Search the material for the string "xlabel" and copy each line where it occurs.

--- Start ---

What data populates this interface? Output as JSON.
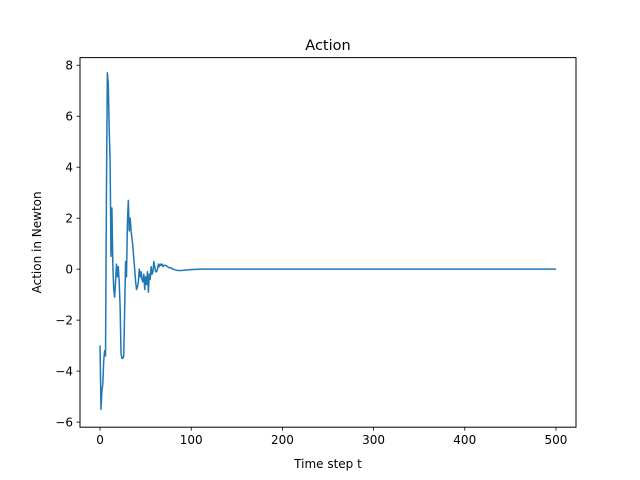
{
  "chart_data": {
    "type": "line",
    "title": "Action",
    "xlabel": "Time step t",
    "ylabel": "Action in Newton",
    "xlim": [
      -22,
      522
    ],
    "ylim": [
      -6.2,
      8.3
    ],
    "xticks": [
      0,
      100,
      200,
      300,
      400,
      500
    ],
    "yticks": [
      -6,
      -4,
      -2,
      0,
      2,
      4,
      6,
      8
    ],
    "grid": false,
    "series": [
      {
        "color": "#1f77b4",
        "x": [
          0,
          1,
          2,
          3,
          4,
          5,
          6,
          7,
          8,
          9,
          10,
          11,
          12,
          13,
          14,
          15,
          16,
          17,
          18,
          19,
          20,
          21,
          22,
          23,
          24,
          25,
          26,
          27,
          28,
          29,
          30,
          31,
          32,
          33,
          34,
          35,
          36,
          37,
          38,
          39,
          40,
          41,
          42,
          43,
          44,
          45,
          46,
          47,
          48,
          49,
          50,
          51,
          52,
          53,
          54,
          55,
          56,
          57,
          58,
          59,
          60,
          61,
          62,
          63,
          64,
          65,
          66,
          67,
          68,
          69,
          70,
          72,
          74,
          76,
          78,
          80,
          85,
          90,
          95,
          100,
          110,
          120,
          130,
          140,
          150,
          200,
          300,
          400,
          500
        ],
        "y": [
          -3.0,
          -5.5,
          -4.8,
          -4.5,
          -3.6,
          -3.2,
          -3.4,
          3.0,
          7.7,
          7.3,
          5.5,
          4.3,
          0.5,
          2.4,
          0.2,
          -0.8,
          -1.1,
          -0.5,
          0.2,
          -0.3,
          0.1,
          -0.5,
          -1.5,
          -3.3,
          -3.5,
          -3.5,
          -3.4,
          -1.5,
          0.3,
          -0.3,
          1.8,
          2.7,
          1.5,
          2.0,
          1.5,
          1.2,
          0.9,
          0.4,
          0.0,
          -0.5,
          -0.8,
          -0.7,
          -0.5,
          0.0,
          -0.3,
          -0.1,
          -0.4,
          -0.5,
          -0.2,
          -0.8,
          -0.3,
          -0.6,
          -0.1,
          -0.9,
          -0.2,
          -0.4,
          0.1,
          -0.2,
          -0.1,
          0.3,
          0.1,
          -0.1,
          -0.1,
          0.0,
          0.2,
          0.1,
          0.2,
          0.15,
          0.2,
          0.1,
          0.15,
          0.15,
          0.1,
          0.05,
          0.05,
          0.0,
          -0.05,
          -0.05,
          -0.03,
          -0.02,
          0.0,
          0.0,
          0.0,
          0.0,
          0.0,
          0.0,
          0.0,
          0.0,
          0.0
        ]
      }
    ]
  }
}
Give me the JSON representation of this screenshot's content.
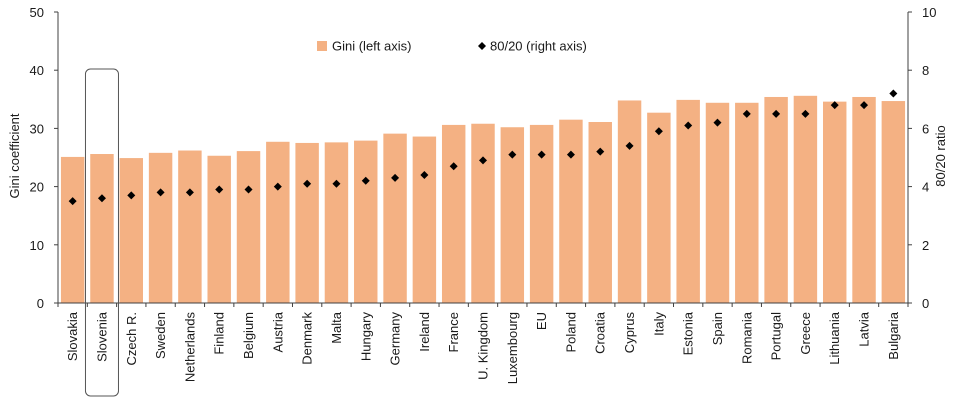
{
  "chart_data": {
    "type": "bar",
    "categories": [
      "Slovakia",
      "Slovenia",
      "Czech R.",
      "Sweden",
      "Netherlands",
      "Finland",
      "Belgium",
      "Austria",
      "Denmark",
      "Malta",
      "Hungary",
      "Germany",
      "Ireland",
      "France",
      "U. Kingdom",
      "Luxembourg",
      "EU",
      "Poland",
      "Croatia",
      "Cyprus",
      "Italy",
      "Estonia",
      "Spain",
      "Romania",
      "Portugal",
      "Greece",
      "Lithuania",
      "Latvia",
      "Bulgaria"
    ],
    "highlighted_category": "Slovenia",
    "series": [
      {
        "name": "Gini (left axis)",
        "type": "bar",
        "axis": "left",
        "color": "#f4b183",
        "values": [
          25.1,
          25.6,
          24.9,
          25.8,
          26.2,
          25.3,
          26.1,
          27.7,
          27.5,
          27.6,
          27.9,
          29.1,
          28.6,
          30.6,
          30.8,
          30.2,
          30.6,
          31.5,
          31.1,
          34.8,
          32.7,
          34.9,
          34.4,
          34.4,
          35.4,
          35.6,
          34.6,
          35.4,
          34.7
        ]
      },
      {
        "name": "80/20 (right axis)",
        "type": "scatter",
        "axis": "right",
        "marker": "diamond",
        "color": "#000000",
        "values": [
          3.5,
          3.6,
          3.7,
          3.8,
          3.8,
          3.9,
          3.9,
          4.0,
          4.1,
          4.1,
          4.2,
          4.3,
          4.4,
          4.7,
          4.9,
          5.1,
          5.1,
          5.1,
          5.2,
          5.4,
          5.9,
          6.1,
          6.2,
          6.5,
          6.5,
          6.5,
          6.8,
          6.8,
          7.2
        ]
      }
    ],
    "ylabel": "Gini coefficient",
    "y2label": "80/20 ratio",
    "ylim": [
      0,
      50
    ],
    "y2lim": [
      0,
      10
    ],
    "yticks": [
      "0",
      "10",
      "20",
      "30",
      "40",
      "50"
    ],
    "y2ticks": [
      "0",
      "2",
      "4",
      "6",
      "8",
      "10"
    ],
    "grid": false,
    "legend_position": "top-center"
  }
}
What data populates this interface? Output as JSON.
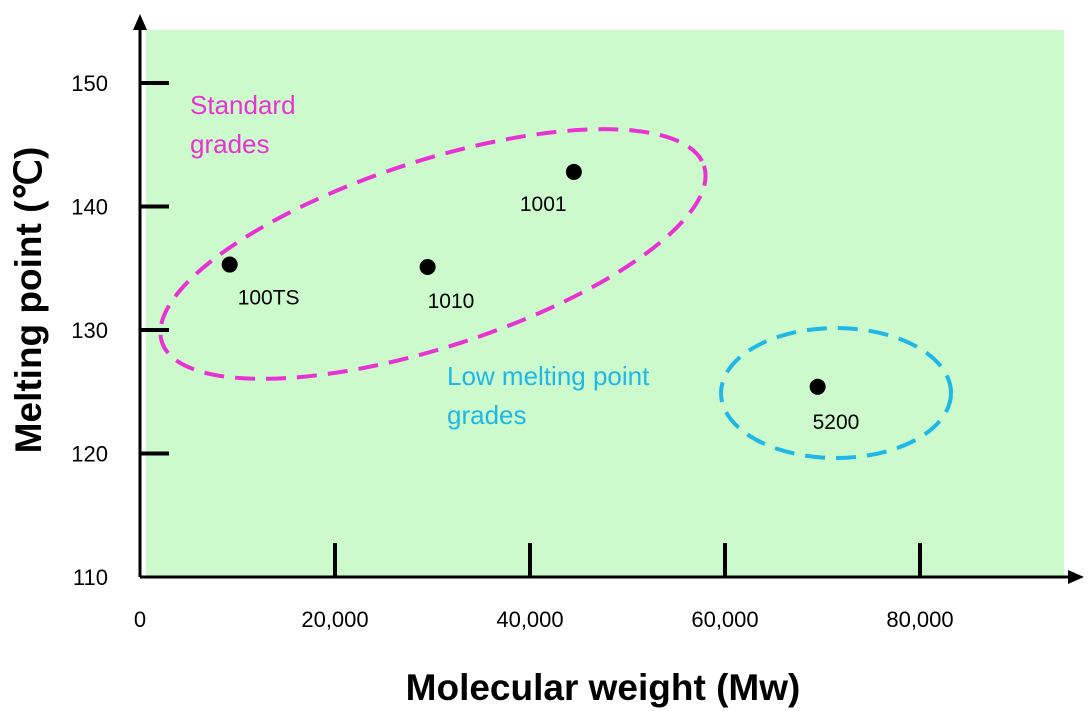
{
  "chart_data": {
    "type": "scatter",
    "xlabel": "Molecular weight (Mw)",
    "ylabel": "Melting point (℃)",
    "xlim": [
      0,
      95000
    ],
    "ylim": [
      110,
      154
    ],
    "x_ticks": [
      0,
      20000,
      40000,
      60000,
      80000
    ],
    "x_tick_labels": [
      "0",
      "20,000",
      "40,000",
      "60,000",
      "80,000"
    ],
    "y_ticks": [
      110,
      120,
      130,
      140,
      150
    ],
    "y_tick_labels": [
      "110",
      "120",
      "130",
      "140",
      "150"
    ],
    "grid": false,
    "points": [
      {
        "label": "100TS",
        "x": 9200,
        "y": 135.3
      },
      {
        "label": "1010",
        "x": 29500,
        "y": 135.1
      },
      {
        "label": "1001",
        "x": 44500,
        "y": 142.8
      },
      {
        "label": "5200",
        "x": 69500,
        "y": 125.4
      }
    ],
    "groups": [
      {
        "label_lines": [
          "Standard",
          "grades"
        ],
        "color": "#e832d2",
        "members": [
          "100TS",
          "1010",
          "1001"
        ]
      },
      {
        "label_lines": [
          "Low melting point",
          "grades"
        ],
        "color": "#1fb8e6",
        "members": [
          "5200"
        ]
      }
    ],
    "colors": {
      "plot_background": "#ccfacc",
      "point": "#000000",
      "axis": "#000000"
    }
  }
}
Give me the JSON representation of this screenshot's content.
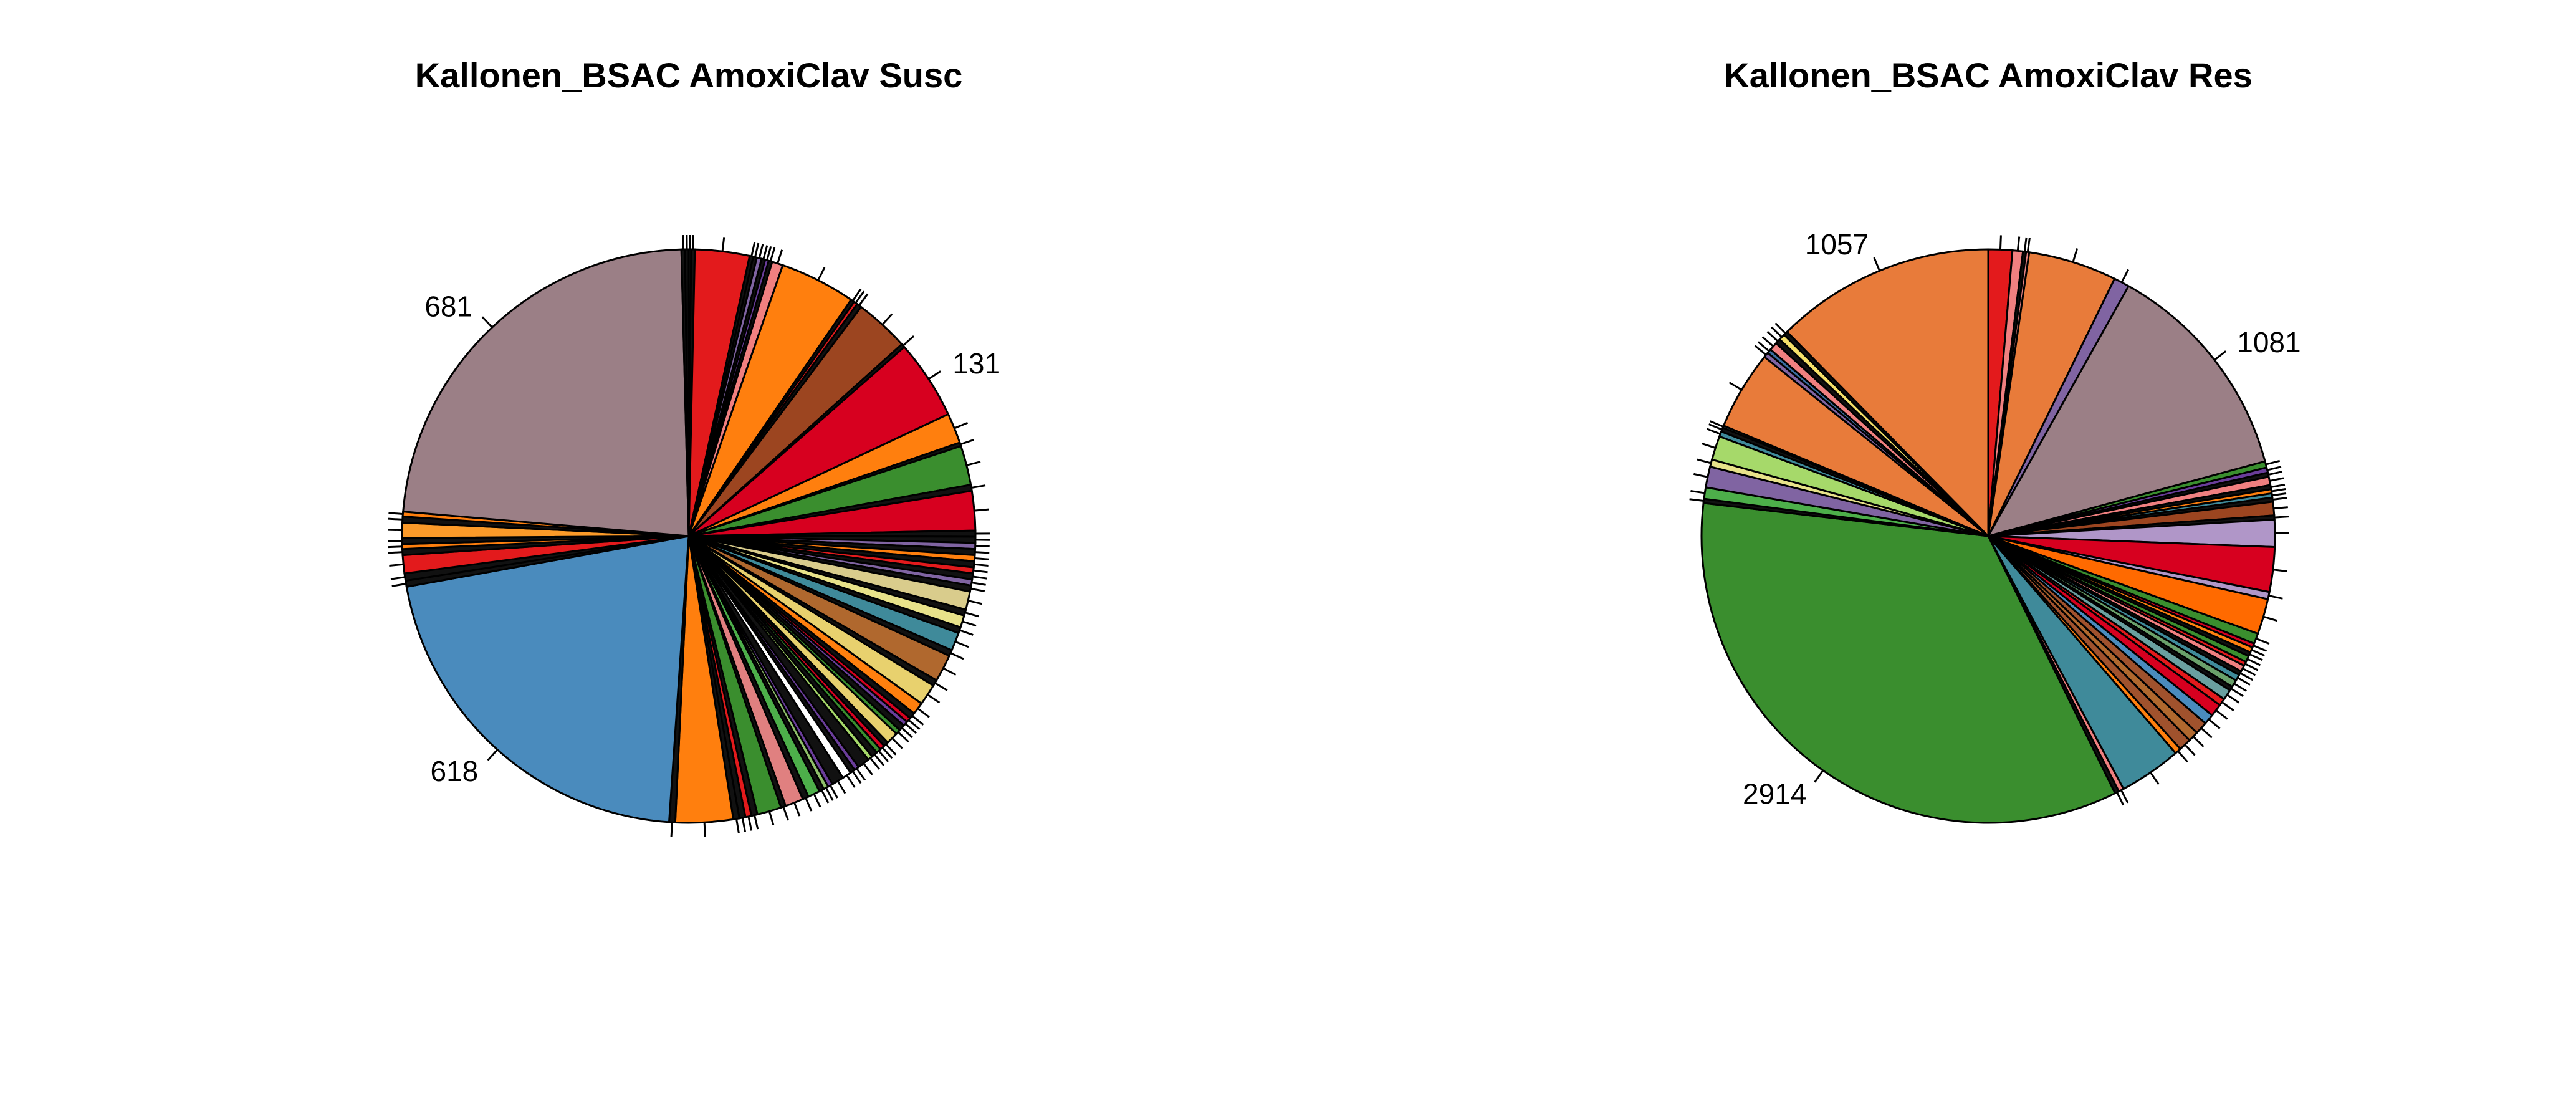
{
  "chart_data": [
    {
      "type": "pie",
      "title": "Kallonen_BSAC AmoxiClav Susc",
      "slices": [
        {
          "value": 4,
          "color": "#111111"
        },
        {
          "value": 6,
          "color": "#111111"
        },
        {
          "value": 90,
          "color": "#e31a1c"
        },
        {
          "value": 6,
          "color": "#111111"
        },
        {
          "value": 6,
          "color": "#111111"
        },
        {
          "value": 8,
          "color": "#8064a2"
        },
        {
          "value": 6,
          "color": "#111111"
        },
        {
          "value": 6,
          "color": "#6a3d9a"
        },
        {
          "value": 6,
          "color": "#111111"
        },
        {
          "value": 18,
          "color": "#f08080"
        },
        {
          "value": 125,
          "color": "#ff7f0e"
        },
        {
          "value": 6,
          "color": "#111111"
        },
        {
          "value": 6,
          "color": "#e31a1c"
        },
        {
          "value": 8,
          "color": "#111111"
        },
        {
          "value": 90,
          "color": "#9c4520"
        },
        {
          "value": 6,
          "color": "#111111"
        },
        {
          "value": 131,
          "color": "#d7001f",
          "label": "131"
        },
        {
          "value": 50,
          "color": "#ff7f0e"
        },
        {
          "value": 6,
          "color": "#111111"
        },
        {
          "value": 65,
          "color": "#3a8e2e"
        },
        {
          "value": 10,
          "color": "#111111"
        },
        {
          "value": 65,
          "color": "#d7001f"
        },
        {
          "value": 10,
          "color": "#111111"
        },
        {
          "value": 10,
          "color": "#111111"
        },
        {
          "value": 10,
          "color": "#8064a2"
        },
        {
          "value": 10,
          "color": "#111111"
        },
        {
          "value": 10,
          "color": "#ff7f0e"
        },
        {
          "value": 10,
          "color": "#111111"
        },
        {
          "value": 10,
          "color": "#e31a1c"
        },
        {
          "value": 10,
          "color": "#111111"
        },
        {
          "value": 10,
          "color": "#8064a2"
        },
        {
          "value": 10,
          "color": "#111111"
        },
        {
          "value": 30,
          "color": "#d9cc8c"
        },
        {
          "value": 10,
          "color": "#111111"
        },
        {
          "value": 20,
          "color": "#e8e28a"
        },
        {
          "value": 10,
          "color": "#111111"
        },
        {
          "value": 30,
          "color": "#3f8a9a"
        },
        {
          "value": 10,
          "color": "#111111"
        },
        {
          "value": 45,
          "color": "#b0682e"
        },
        {
          "value": 10,
          "color": "#111111"
        },
        {
          "value": 35,
          "color": "#e8d16e"
        },
        {
          "value": 20,
          "color": "#ff7f0e"
        },
        {
          "value": 10,
          "color": "#111111"
        },
        {
          "value": 8,
          "color": "#d7001f"
        },
        {
          "value": 8,
          "color": "#6a3d9a"
        },
        {
          "value": 10,
          "color": "#111111"
        },
        {
          "value": 8,
          "color": "#3a8e2e"
        },
        {
          "value": 20,
          "color": "#e8d16e"
        },
        {
          "value": 8,
          "color": "#111111"
        },
        {
          "value": 8,
          "color": "#d7001f"
        },
        {
          "value": 8,
          "color": "#3a8e2e"
        },
        {
          "value": 10,
          "color": "#111111"
        },
        {
          "value": 8,
          "color": "#a6d96a"
        },
        {
          "value": 20,
          "color": "#111111"
        },
        {
          "value": 8,
          "color": "#6a3d9a"
        },
        {
          "value": 8,
          "color": "#111111"
        },
        {
          "value": 15,
          "color": "#ffffff"
        },
        {
          "value": 20,
          "color": "#111111"
        },
        {
          "value": 8,
          "color": "#6a3d9a"
        },
        {
          "value": 8,
          "color": "#8fbf6a"
        },
        {
          "value": 8,
          "color": "#111111"
        },
        {
          "value": 20,
          "color": "#4daf4a"
        },
        {
          "value": 10,
          "color": "#111111"
        },
        {
          "value": 30,
          "color": "#e08080"
        },
        {
          "value": 8,
          "color": "#111111"
        },
        {
          "value": 40,
          "color": "#3a8e2e"
        },
        {
          "value": 10,
          "color": "#111111"
        },
        {
          "value": 10,
          "color": "#e31a1c"
        },
        {
          "value": 10,
          "color": "#111111"
        },
        {
          "value": 10,
          "color": "#111111"
        },
        {
          "value": 95,
          "color": "#ff7f0e"
        },
        {
          "value": 10,
          "color": "#111111"
        },
        {
          "value": 618,
          "color": "#4a8bbd",
          "label": "618"
        },
        {
          "value": 10,
          "color": "#111111"
        },
        {
          "value": 12,
          "color": "#111111"
        },
        {
          "value": 30,
          "color": "#e31a1c"
        },
        {
          "value": 10,
          "color": "#111111"
        },
        {
          "value": 8,
          "color": "#ff7f0e"
        },
        {
          "value": 10,
          "color": "#111111"
        },
        {
          "value": 25,
          "color": "#fb9a29"
        },
        {
          "value": 10,
          "color": "#111111"
        },
        {
          "value": 8,
          "color": "#ff7f0e"
        },
        {
          "value": 681,
          "color": "#9b7f86",
          "label": "681"
        },
        {
          "value": 6,
          "color": "#111111"
        },
        {
          "value": 6,
          "color": "#111111"
        }
      ]
    },
    {
      "type": "pie",
      "title": "Kallonen_BSAC AmoxiClav Res",
      "slices": [
        {
          "value": 115,
          "color": "#e31a1c"
        },
        {
          "value": 50,
          "color": "#f08080"
        },
        {
          "value": 15,
          "color": "#111111"
        },
        {
          "value": 15,
          "color": "#e38080"
        },
        {
          "value": 425,
          "color": "#e87b3a"
        },
        {
          "value": 75,
          "color": "#8064a2"
        },
        {
          "value": 1081,
          "color": "#9b7f86",
          "label": "1081"
        },
        {
          "value": 30,
          "color": "#3a8e2e"
        },
        {
          "value": 25,
          "color": "#6a3d9a"
        },
        {
          "value": 20,
          "color": "#111111"
        },
        {
          "value": 40,
          "color": "#f08080"
        },
        {
          "value": 20,
          "color": "#111111"
        },
        {
          "value": 20,
          "color": "#ff7f0e"
        },
        {
          "value": 20,
          "color": "#3f8a9a"
        },
        {
          "value": 20,
          "color": "#111111"
        },
        {
          "value": 65,
          "color": "#9c4520"
        },
        {
          "value": 20,
          "color": "#111111"
        },
        {
          "value": 130,
          "color": "#b096c8"
        },
        {
          "value": 215,
          "color": "#d7001f"
        },
        {
          "value": 35,
          "color": "#b096c8"
        },
        {
          "value": 170,
          "color": "#ff6a00"
        },
        {
          "value": 50,
          "color": "#3a8e2e"
        },
        {
          "value": 20,
          "color": "#d7001f"
        },
        {
          "value": 25,
          "color": "#ff7f0e"
        },
        {
          "value": 20,
          "color": "#111111"
        },
        {
          "value": 30,
          "color": "#3a8e2e"
        },
        {
          "value": 20,
          "color": "#e31a1c"
        },
        {
          "value": 30,
          "color": "#f08080"
        },
        {
          "value": 20,
          "color": "#111111"
        },
        {
          "value": 30,
          "color": "#3f8a9a"
        },
        {
          "value": 35,
          "color": "#6aa06a"
        },
        {
          "value": 20,
          "color": "#111111"
        },
        {
          "value": 50,
          "color": "#6aa0a0"
        },
        {
          "value": 35,
          "color": "#e31a1c"
        },
        {
          "value": 60,
          "color": "#d7001f"
        },
        {
          "value": 50,
          "color": "#4a8bbd"
        },
        {
          "value": 60,
          "color": "#a0522d"
        },
        {
          "value": 50,
          "color": "#b0682e"
        },
        {
          "value": 60,
          "color": "#a0522d"
        },
        {
          "value": 30,
          "color": "#ff7f0e"
        },
        {
          "value": 300,
          "color": "#3f8a9a"
        },
        {
          "value": 25,
          "color": "#f08080"
        },
        {
          "value": 20,
          "color": "#111111"
        },
        {
          "value": 2914,
          "color": "#3a8e2e",
          "label": "2914"
        },
        {
          "value": 20,
          "color": "#111111"
        },
        {
          "value": 55,
          "color": "#4daf4a"
        },
        {
          "value": 100,
          "color": "#8064a2"
        },
        {
          "value": 35,
          "color": "#e8e28a"
        },
        {
          "value": 115,
          "color": "#a6d96a"
        },
        {
          "value": 25,
          "color": "#3f8a9a"
        },
        {
          "value": 20,
          "color": "#111111"
        },
        {
          "value": 10,
          "color": "#6aa0a0"
        },
        {
          "value": 380,
          "color": "#e87b3a"
        },
        {
          "value": 25,
          "color": "#8064a2"
        },
        {
          "value": 20,
          "color": "#3a6ea0"
        },
        {
          "value": 40,
          "color": "#f08080"
        },
        {
          "value": 25,
          "color": "#111111"
        },
        {
          "value": 30,
          "color": "#f5e06a"
        },
        {
          "value": 20,
          "color": "#111111"
        },
        {
          "value": 1057,
          "color": "#e87b3a",
          "label": "1057"
        }
      ]
    }
  ]
}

--- End ---

== Response ==
    "xlabel": "Time step t",
    "xlabel": "Molecular weight (Mw)",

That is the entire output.